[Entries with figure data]
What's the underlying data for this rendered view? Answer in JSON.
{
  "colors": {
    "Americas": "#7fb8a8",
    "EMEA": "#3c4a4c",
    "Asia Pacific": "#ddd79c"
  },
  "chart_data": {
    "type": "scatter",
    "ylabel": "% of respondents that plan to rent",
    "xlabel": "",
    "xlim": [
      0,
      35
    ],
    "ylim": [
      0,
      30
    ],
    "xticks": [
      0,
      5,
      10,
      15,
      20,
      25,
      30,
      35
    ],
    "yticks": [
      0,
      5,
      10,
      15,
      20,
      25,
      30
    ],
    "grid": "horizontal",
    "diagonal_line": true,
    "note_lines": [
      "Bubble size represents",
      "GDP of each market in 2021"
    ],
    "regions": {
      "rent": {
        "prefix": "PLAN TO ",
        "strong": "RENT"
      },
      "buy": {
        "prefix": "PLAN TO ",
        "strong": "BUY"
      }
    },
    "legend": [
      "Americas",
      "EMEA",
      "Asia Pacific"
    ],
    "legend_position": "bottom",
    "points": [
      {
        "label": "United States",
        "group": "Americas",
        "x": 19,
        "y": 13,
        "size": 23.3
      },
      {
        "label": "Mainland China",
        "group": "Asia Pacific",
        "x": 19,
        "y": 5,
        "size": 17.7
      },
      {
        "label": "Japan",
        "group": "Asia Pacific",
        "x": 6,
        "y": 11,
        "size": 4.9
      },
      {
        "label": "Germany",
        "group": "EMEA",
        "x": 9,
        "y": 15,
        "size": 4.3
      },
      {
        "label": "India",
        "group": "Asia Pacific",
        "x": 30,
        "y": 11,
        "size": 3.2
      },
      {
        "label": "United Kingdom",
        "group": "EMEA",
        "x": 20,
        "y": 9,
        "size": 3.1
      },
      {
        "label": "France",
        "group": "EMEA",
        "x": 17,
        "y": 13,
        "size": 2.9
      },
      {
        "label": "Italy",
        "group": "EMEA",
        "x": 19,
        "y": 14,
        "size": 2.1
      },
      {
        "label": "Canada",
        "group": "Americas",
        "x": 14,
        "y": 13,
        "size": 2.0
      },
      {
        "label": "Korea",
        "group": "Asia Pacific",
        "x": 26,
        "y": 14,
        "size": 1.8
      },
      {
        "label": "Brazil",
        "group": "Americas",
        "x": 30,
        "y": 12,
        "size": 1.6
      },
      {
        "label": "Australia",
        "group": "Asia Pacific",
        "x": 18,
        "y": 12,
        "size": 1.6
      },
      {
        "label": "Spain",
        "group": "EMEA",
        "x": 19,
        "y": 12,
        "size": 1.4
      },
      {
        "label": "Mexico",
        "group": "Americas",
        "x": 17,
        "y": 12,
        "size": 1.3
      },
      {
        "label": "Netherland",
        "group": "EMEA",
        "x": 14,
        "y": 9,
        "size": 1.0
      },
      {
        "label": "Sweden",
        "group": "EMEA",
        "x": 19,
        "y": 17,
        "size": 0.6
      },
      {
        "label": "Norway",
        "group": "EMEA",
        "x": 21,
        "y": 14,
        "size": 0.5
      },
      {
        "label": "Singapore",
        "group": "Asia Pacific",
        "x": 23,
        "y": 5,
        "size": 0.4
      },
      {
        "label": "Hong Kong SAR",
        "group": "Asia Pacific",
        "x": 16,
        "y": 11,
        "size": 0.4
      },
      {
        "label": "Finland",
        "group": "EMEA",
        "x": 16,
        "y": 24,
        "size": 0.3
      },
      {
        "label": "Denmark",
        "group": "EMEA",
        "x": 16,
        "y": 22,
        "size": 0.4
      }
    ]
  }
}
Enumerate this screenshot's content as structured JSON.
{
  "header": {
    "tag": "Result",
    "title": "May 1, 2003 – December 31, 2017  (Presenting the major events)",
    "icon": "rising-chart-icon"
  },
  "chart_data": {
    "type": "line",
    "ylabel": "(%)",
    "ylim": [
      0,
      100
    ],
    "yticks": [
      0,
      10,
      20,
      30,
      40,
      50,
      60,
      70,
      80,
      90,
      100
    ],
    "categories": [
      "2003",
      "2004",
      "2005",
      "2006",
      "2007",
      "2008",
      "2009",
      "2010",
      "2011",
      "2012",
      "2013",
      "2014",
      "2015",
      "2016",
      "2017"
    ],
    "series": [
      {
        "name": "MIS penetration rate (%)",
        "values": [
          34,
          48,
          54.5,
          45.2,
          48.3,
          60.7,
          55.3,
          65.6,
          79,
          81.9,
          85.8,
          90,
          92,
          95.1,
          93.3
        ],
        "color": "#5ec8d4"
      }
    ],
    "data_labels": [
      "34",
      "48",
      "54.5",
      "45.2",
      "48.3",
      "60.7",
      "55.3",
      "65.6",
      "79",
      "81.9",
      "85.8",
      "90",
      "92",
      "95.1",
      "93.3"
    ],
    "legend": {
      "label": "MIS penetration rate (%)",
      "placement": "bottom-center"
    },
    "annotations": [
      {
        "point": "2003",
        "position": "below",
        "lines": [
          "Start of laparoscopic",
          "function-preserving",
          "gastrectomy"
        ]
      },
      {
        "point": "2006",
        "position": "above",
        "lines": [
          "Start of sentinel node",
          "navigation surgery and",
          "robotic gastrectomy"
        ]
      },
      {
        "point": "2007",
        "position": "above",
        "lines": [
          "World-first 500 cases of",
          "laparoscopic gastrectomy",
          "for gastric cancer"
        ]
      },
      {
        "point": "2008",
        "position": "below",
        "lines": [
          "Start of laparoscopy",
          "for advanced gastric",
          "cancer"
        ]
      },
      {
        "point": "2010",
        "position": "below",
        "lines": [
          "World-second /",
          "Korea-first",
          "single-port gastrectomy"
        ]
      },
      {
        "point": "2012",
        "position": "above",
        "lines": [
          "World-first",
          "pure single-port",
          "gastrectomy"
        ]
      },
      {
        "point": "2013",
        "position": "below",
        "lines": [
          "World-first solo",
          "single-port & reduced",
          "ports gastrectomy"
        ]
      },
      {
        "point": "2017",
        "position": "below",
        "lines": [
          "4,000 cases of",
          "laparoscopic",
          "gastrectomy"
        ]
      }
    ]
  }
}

## Task objective:
Reproduce the whole listing word for word.

## Written response:
What's the underlying data for this rendered view? Answer in JSON.
{
  "colors": {
    "Americas": "#7fb8a8",
    "EMEA": "#3c4a4c",
    "Asia Pacific": "#ddd79c"
  },
  "chart_data": {
    "type": "scatter",
    "ylabel": "% of respondents that plan to rent",
    "xlabel": "",
    "xlim": [
      0,
      35
    ],
    "ylim": [
      0,
      30
    ],
    "xticks": [
      0,
      5,
      10,
      15,
      20,
      25,
      30,
      35
    ],
    "yticks": [
      0,
      5,
      10,
      15,
      20,
      25,
      30
    ],
    "grid": "horizontal",
    "diagonal_line": true,
    "note_lines": [
      "Bubble size represents",
      "GDP of each market in 2021"
    ],
    "regions": {
      "rent": {
        "prefix": "PLAN TO ",
        "strong": "RENT"
      },
      "buy": {
        "prefix": "PLAN TO ",
        "strong": "BUY"
      }
    },
    "legend": [
      "Americas",
      "EMEA",
      "Asia Pacific"
    ],
    "legend_position": "bottom",
    "points": [
      {
        "label": "United States",
        "group": "Americas",
        "x": 19,
        "y": 13,
        "size": 23.3
      },
      {
        "label": "Mainland China",
        "group": "Asia Pacific",
        "x": 19,
        "y": 5,
        "size": 17.7
      },
      {
        "label": "Japan",
        "group": "Asia Pacific",
        "x": 6,
        "y": 11,
        "size": 4.9
      },
      {
        "label": "Germany",
        "group": "EMEA",
        "x": 9,
        "y": 15,
        "size": 4.3
      },
      {
        "label": "India",
        "group": "Asia Pacific",
        "x": 30,
        "y": 11,
        "size": 3.2
      },
      {
        "label": "United Kingdom",
        "group": "EMEA",
        "x": 20,
        "y": 9,
        "size": 3.1
      },
      {
        "label": "France",
        "group": "EMEA",
        "x": 17,
        "y": 13,
        "size": 2.9
      },
      {
        "label": "Italy",
        "group": "EMEA",
        "x": 19,
        "y": 14,
        "size": 2.1
      },
      {
        "label": "Canada",
        "group": "Americas",
        "x": 14,
        "y": 13,
        "size": 2.0
      },
      {
        "label": "Korea",
        "group": "Asia Pacific",
        "x": 26,
        "y": 14,
        "size": 1.8
      },
      {
        "label": "Brazil",
        "group": "Americas",
        "x": 30,
        "y": 12,
        "size": 1.6
      },
      {
        "label": "Australia",
        "group": "Asia Pacific",
        "x": 18,
        "y": 12,
        "size": 1.6
      },
      {
        "label": "Spain",
        "group": "EMEA",
        "x": 19,
        "y": 12,
        "size": 1.4
      },
      {
        "label": "Mexico",
        "group": "Americas",
        "x": 17,
        "y": 12,
        "size": 1.3
      },
      {
        "label": "Netherland",
        "group": "EMEA",
        "x": 14,
        "y": 9,
        "size": 1.0
      },
      {
        "label": "Sweden",
        "group": "EMEA",
        "x": 19,
        "y": 17,
        "size": 0.6
      },
      {
        "label": "Norway",
        "group": "EMEA",
        "x": 21,
        "y": 14,
        "size": 0.5
      },
      {
        "label": "Singapore",
        "group": "Asia Pacific",
        "x": 23,
        "y": 5,
        "size": 0.4
      },
      {
        "label": "Hong Kong SAR",
        "group": "Asia Pacific",
        "x": 16,
        "y": 11,
        "size": 0.4
      },
      {
        "label": "Finland",
        "group": "EMEA",
        "x": 16,
        "y": 24,
        "size": 0.3
      },
      {
        "label": "Denmark",
        "group": "EMEA",
        "x": 16,
        "y": 22,
        "size": 0.4
      }
    ]
  }
}
Enumerate this screenshot's content as structured JSON.
{
  "header": {
    "tag": "Result",
    "title": "May 1, 2003 – December 31, 2017  (Presenting the major events)",
    "icon": "rising-chart-icon"
  },
  "chart_data": {
    "type": "line",
    "ylabel": "(%)",
    "ylim": [
      0,
      100
    ],
    "yticks": [
      0,
      10,
      20,
      30,
      40,
      50,
      60,
      70,
      80,
      90,
      100
    ],
    "categories": [
      "2003",
      "2004",
      "2005",
      "2006",
      "2007",
      "2008",
      "2009",
      "2010",
      "2011",
      "2012",
      "2013",
      "2014",
      "2015",
      "2016",
      "2017"
    ],
    "series": [
      {
        "name": "MIS penetration rate (%)",
        "values": [
          34,
          48,
          54.5,
          45.2,
          48.3,
          60.7,
          55.3,
          65.6,
          79,
          81.9,
          85.8,
          90,
          92,
          95.1,
          93.3
        ],
        "color": "#5ec8d4"
      }
    ],
    "data_labels": [
      "34",
      "48",
      "54.5",
      "45.2",
      "48.3",
      "60.7",
      "55.3",
      "65.6",
      "79",
      "81.9",
      "85.8",
      "90",
      "92",
      "95.1",
      "93.3"
    ],
    "legend": {
      "label": "MIS penetration rate (%)",
      "placement": "bottom-center"
    },
    "annotations": [
      {
        "point": "2003",
        "position": "below",
        "lines": [
          "Start of laparoscopic",
          "function-preserving",
          "gastrectomy"
        ]
      },
      {
        "point": "2006",
        "position": "above",
        "lines": [
          "Start of sentinel node",
          "navigation surgery and",
          "robotic gastrectomy"
        ]
      },
      {
        "point": "2007",
        "position": "above",
        "lines": [
          "World-first 500 cases of",
          "laparoscopic gastrectomy",
          "for gastric cancer"
        ]
      },
      {
        "point": "2008",
        "position": "below",
        "lines": [
          "Start of laparoscopy",
          "for advanced gastric",
          "cancer"
        ]
      },
      {
        "point": "2010",
        "position": "below",
        "lines": [
          "World-second /",
          "Korea-first",
          "single-port gastrectomy"
        ]
      },
      {
        "point": "2012",
        "position": "above",
        "lines": [
          "World-first",
          "pure single-port",
          "gastrectomy"
        ]
      },
      {
        "point": "2013",
        "position": "below",
        "lines": [
          "World-first solo",
          "single-port & reduced",
          "ports gastrectomy"
        ]
      },
      {
        "point": "2017",
        "position": "below",
        "lines": [
          "4,000 cases of",
          "laparoscopic",
          "gastrectomy"
        ]
      }
    ]
  }
}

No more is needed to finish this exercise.